To be done - Transcribe the material verbatim in full; the pictures do not belong in the copy.

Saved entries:
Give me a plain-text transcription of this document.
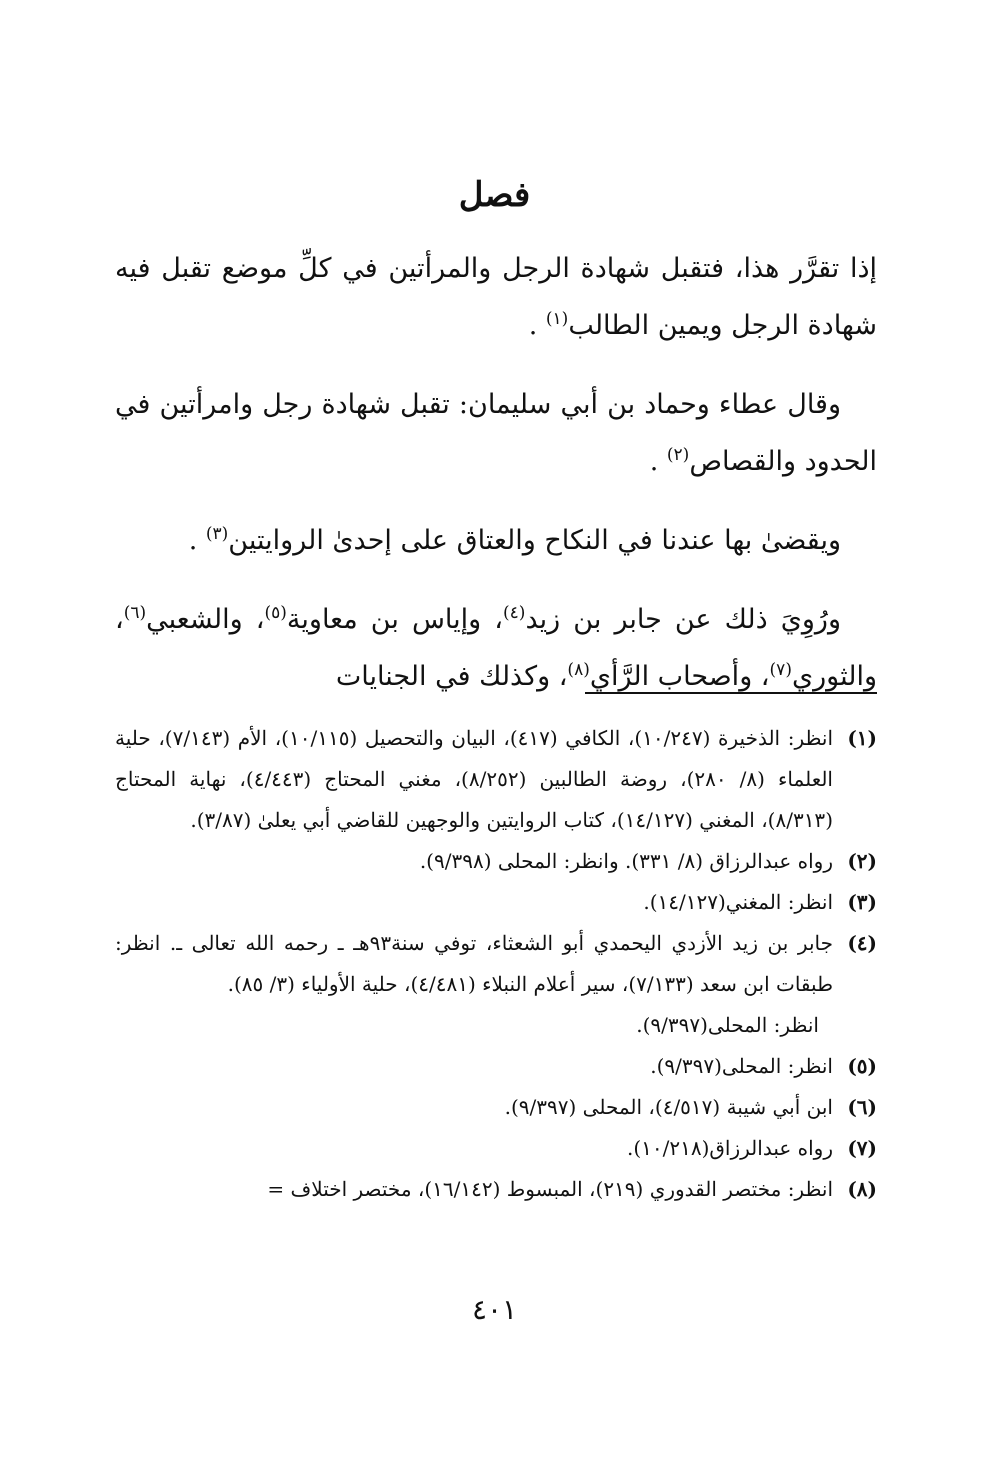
فصل

إذا تقرَّر هذا، فتقبل شهادة الرجل والمرأتين في كلِّ موضع تقبل فيه شهادة الرجل ويمين الطالب$^{(١)}$ .

وقال عطاء وحماد بن أبي سليمان: تقبل شهادة رجل وامرأتين في الحدود والقصاص$^{(٢)}$ .

ويقضىٰ بها عندنا في النكاح والعتاق على إحدىٰ الروايتين$^{(٣)}$ .

ورُوِيَ ذلك عن جابر بن زيد$^{(٤)}$، وإياس بن معاوية$^{(٥)}$، والشعبي$^{(٦)}$، والثوري$^{(٧)}$، وأصحاب الرَّأي$^{(٨)}$، وكذلك في الجنايات

(١)
انظر: الذخيرة (١٠/٢٤٧)، الكافي (٤١٧)، البيان والتحصيل (١٠/١١٥)، الأم (٧/١٤٣)، حلية العلماء (٨/ ٢٨٠)، روضة الطالبين (٨/٢٥٢)، مغني المحتاج (٤/٤٤٣)، نهاية المحتاج (٨/٣١٣)، المغني (١٤/١٢٧)، كتاب الروايتين والوجهين للقاضي أبي يعلىٰ (٣/٨٧).
(٢)
رواه عبدالرزاق (٨/ ٣٣١). وانظر: المحلى (٩/٣٩٨).
(٣)
انظر: المغني(١٤/١٢٧).
(٤)
جابر بن زيد الأزدي اليحمدي أبو الشعثاء، توفي سنة٩٣هـ ـ رحمه الله تعالى ـ. انظر: طبقات ابن سعد (٧/١٣٣)، سير أعلام النبلاء (٤/٤٨١)، حلية الأولياء (٣/ ٨٥).
انظر: المحلى(٩/٣٩٧).
(٥)
انظر: المحلى(٩/٣٩٧).
(٦)
ابن أبي شيبة (٤/٥١٧)، المحلى (٩/٣٩٧).
(٧)
رواه عبدالرزاق(١٠/٢١٨).
(٨)
انظر: مختصر القدوري (٢١٩)، المبسوط (١٦/١٤٢)، مختصر اختلاف =
٤٠١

Solution to this task -
Give me a plain-text transcription of this document.
فصل

إذا تقرَّر هذا، فتقبل شهادة الرجل والمرأتين في كلِّ موضع تقبل فيه شهادة الرجل ويمين الطالب$^{(١)}$ .

وقال عطاء وحماد بن أبي سليمان: تقبل شهادة رجل وامرأتين في الحدود والقصاص$^{(٢)}$ .

ويقضىٰ بها عندنا في النكاح والعتاق على إحدىٰ الروايتين$^{(٣)}$ .

ورُوِيَ ذلك عن جابر بن زيد$^{(٤)}$، وإياس بن معاوية$^{(٥)}$، والشعبي$^{(٦)}$، والثوري$^{(٧)}$، وأصحاب الرَّأي$^{(٨)}$، وكذلك في الجنايات

(١)
انظر: الذخيرة (١٠/٢٤٧)، الكافي (٤١٧)، البيان والتحصيل (١٠/١١٥)، الأم (٧/١٤٣)، حلية العلماء (٨/ ٢٨٠)، روضة الطالبين (٨/٢٥٢)، مغني المحتاج (٤/٤٤٣)، نهاية المحتاج (٨/٣١٣)، المغني (١٤/١٢٧)، كتاب الروايتين والوجهين للقاضي أبي يعلىٰ (٣/٨٧).
(٢)
رواه عبدالرزاق (٨/ ٣٣١). وانظر: المحلى (٩/٣٩٨).
(٣)
انظر: المغني(١٤/١٢٧).
(٤)
جابر بن زيد الأزدي اليحمدي أبو الشعثاء، توفي سنة٩٣هـ ـ رحمه الله تعالى ـ. انظر: طبقات ابن سعد (٧/١٣٣)، سير أعلام النبلاء (٤/٤٨١)، حلية الأولياء (٣/ ٨٥).
انظر: المحلى(٩/٣٩٧).
(٥)
انظر: المحلى(٩/٣٩٧).
(٦)
ابن أبي شيبة (٤/٥١٧)، المحلى (٩/٣٩٧).
(٧)
رواه عبدالرزاق(١٠/٢١٨).
(٨)
انظر: مختصر القدوري (٢١٩)، المبسوط (١٦/١٤٢)، مختصر اختلاف =
٤٠١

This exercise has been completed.